Task to complete: What follows is a set of entries. Repeat them exactly, but not their pictures.

## BEGIN

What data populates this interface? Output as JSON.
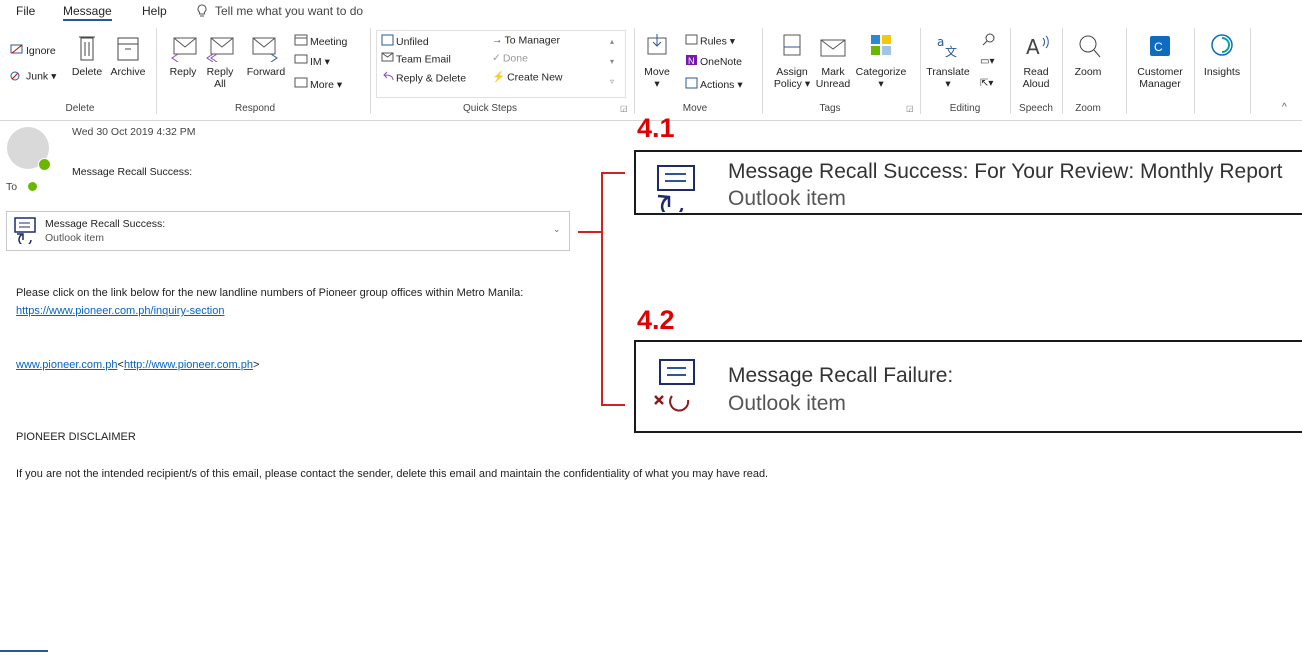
{
  "menu": {
    "file": "File",
    "message": "Message",
    "help": "Help",
    "tell_me": "Tell me what you want to do"
  },
  "ribbon": {
    "delete_group": {
      "ignore": "Ignore",
      "junk": "Junk",
      "delete": "Delete",
      "archive": "Archive",
      "label": "Delete"
    },
    "respond_group": {
      "reply": "Reply",
      "reply_all_1": "Reply",
      "reply_all_2": "All",
      "forward": "Forward",
      "meeting": "Meeting",
      "im": "IM",
      "more": "More",
      "label": "Respond"
    },
    "quick_steps": {
      "unfiled": "Unfiled",
      "team_email": "Team Email",
      "reply_delete": "Reply & Delete",
      "to_manager": "To Manager",
      "done": "Done",
      "create_new": "Create New",
      "label": "Quick Steps"
    },
    "move_group": {
      "move": "Move",
      "rules": "Rules",
      "onenote": "OneNote",
      "actions": "Actions",
      "label": "Move"
    },
    "tags_group": {
      "assign_1": "Assign",
      "assign_2": "Policy",
      "mark_1": "Mark",
      "mark_2": "Unread",
      "categorize": "Categorize",
      "label": "Tags"
    },
    "editing_group": {
      "translate": "Translate",
      "label": "Editing"
    },
    "speech_group": {
      "read_1": "Read",
      "read_2": "Aloud",
      "label": "Speech"
    },
    "zoom_group": {
      "zoom": "Zoom",
      "label": "Zoom"
    },
    "customer_1": "Customer",
    "customer_2": "Manager",
    "insights": "Insights"
  },
  "email": {
    "date": "Wed 30 Oct 2019 4:32 PM",
    "subject": "Message Recall Success:",
    "to_label": "To"
  },
  "attachment": {
    "title": "Message Recall Success:",
    "subtitle": "Outlook item"
  },
  "body": {
    "line1": "Please click on the link below for the new landline numbers of Pioneer group offices within Metro Manila:",
    "link1": "https://www.pioneer.com.ph/inquiry-section",
    "link2a": "www.pioneer.com.ph",
    "link2b": "<",
    "link2c": "http://www.pioneer.com.ph",
    "link2d": ">",
    "disclaimer_title": "PIONEER DISCLAIMER",
    "disclaimer_text": "If you are not the intended recipient/s of this email, please contact the sender, delete this email and maintain the confidentiality of what you may have read."
  },
  "callouts": [
    {
      "number": "4.1",
      "title": "Message Recall Success:  For Your Review: Monthly Report",
      "subtitle": "Outlook item"
    },
    {
      "number": "4.2",
      "title": "Message Recall Failure:",
      "subtitle": "Outlook item"
    }
  ],
  "colors": {
    "accent": "#2b579a",
    "callout_red": "#e10000",
    "link": "#0563c1",
    "presence_green": "#6bb700"
  }
}
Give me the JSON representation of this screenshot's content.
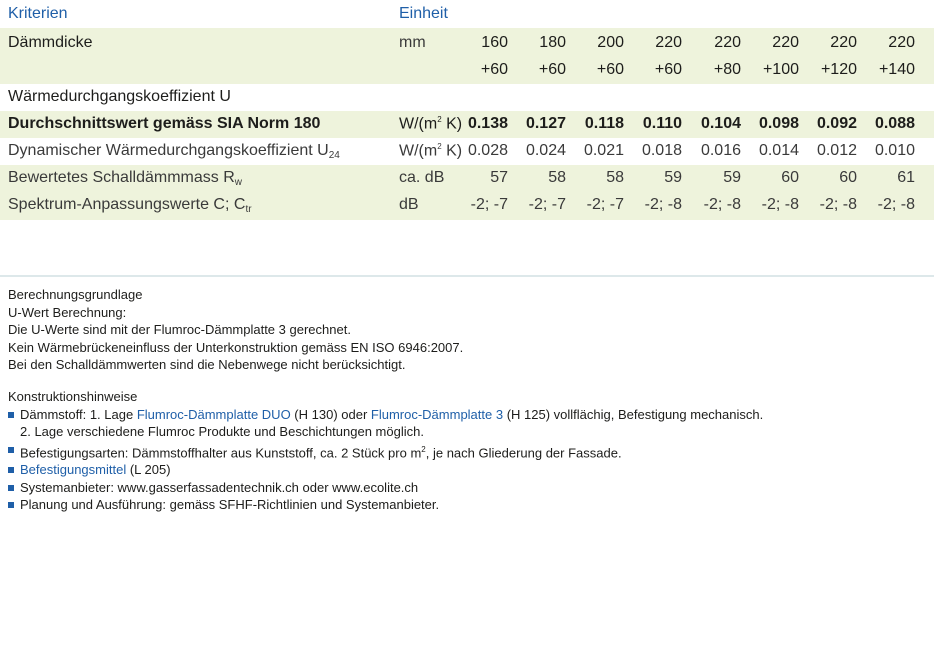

## END

Full output:
What data populates this interface? Output as JSON.
{
  "menu": {
    "file": "File",
    "message": "Message",
    "help": "Help",
    "tell_me": "Tell me what you want to do"
  },
  "ribbon": {
    "delete_group": {
      "ignore": "Ignore",
      "junk": "Junk",
      "delete": "Delete",
      "archive": "Archive",
      "label": "Delete"
    },
    "respond_group": {
      "reply": "Reply",
      "reply_all_1": "Reply",
      "reply_all_2": "All",
      "forward": "Forward",
      "meeting": "Meeting",
      "im": "IM",
      "more": "More",
      "label": "Respond"
    },
    "quick_steps": {
      "unfiled": "Unfiled",
      "team_email": "Team Email",
      "reply_delete": "Reply & Delete",
      "to_manager": "To Manager",
      "done": "Done",
      "create_new": "Create New",
      "label": "Quick Steps"
    },
    "move_group": {
      "move": "Move",
      "rules": "Rules",
      "onenote": "OneNote",
      "actions": "Actions",
      "label": "Move"
    },
    "tags_group": {
      "assign_1": "Assign",
      "assign_2": "Policy",
      "mark_1": "Mark",
      "mark_2": "Unread",
      "categorize": "Categorize",
      "label": "Tags"
    },
    "editing_group": {
      "translate": "Translate",
      "label": "Editing"
    },
    "speech_group": {
      "read_1": "Read",
      "read_2": "Aloud",
      "label": "Speech"
    },
    "zoom_group": {
      "zoom": "Zoom",
      "label": "Zoom"
    },
    "customer_1": "Customer",
    "customer_2": "Manager",
    "insights": "Insights"
  },
  "email": {
    "date": "Wed 30 Oct 2019 4:32 PM",
    "subject": "Message Recall Success:",
    "to_label": "To"
  },
  "attachment": {
    "title": "Message Recall Success:",
    "subtitle": "Outlook item"
  },
  "body": {
    "line1": "Please click on the link below for the new landline numbers of Pioneer group offices within Metro Manila:",
    "link1": "https://www.pioneer.com.ph/inquiry-section",
    "link2a": "www.pioneer.com.ph",
    "link2b": "<",
    "link2c": "http://www.pioneer.com.ph",
    "link2d": ">",
    "disclaimer_title": "PIONEER DISCLAIMER",
    "disclaimer_text": "If you are not the intended recipient/s of this email, please contact the sender, delete this email and maintain the confidentiality of what you may have read."
  },
  "callouts": [
    {
      "number": "4.1",
      "title": "Message Recall Success:  For Your Review: Monthly Report",
      "subtitle": "Outlook item"
    },
    {
      "number": "4.2",
      "title": "Message Recall Failure:",
      "subtitle": "Outlook item"
    }
  ],
  "colors": {
    "accent": "#2b579a",
    "callout_red": "#e10000",
    "link": "#0563c1",
    "presence_green": "#6bb700"
  }
}
Give me the JSON representation of this screenshot's content.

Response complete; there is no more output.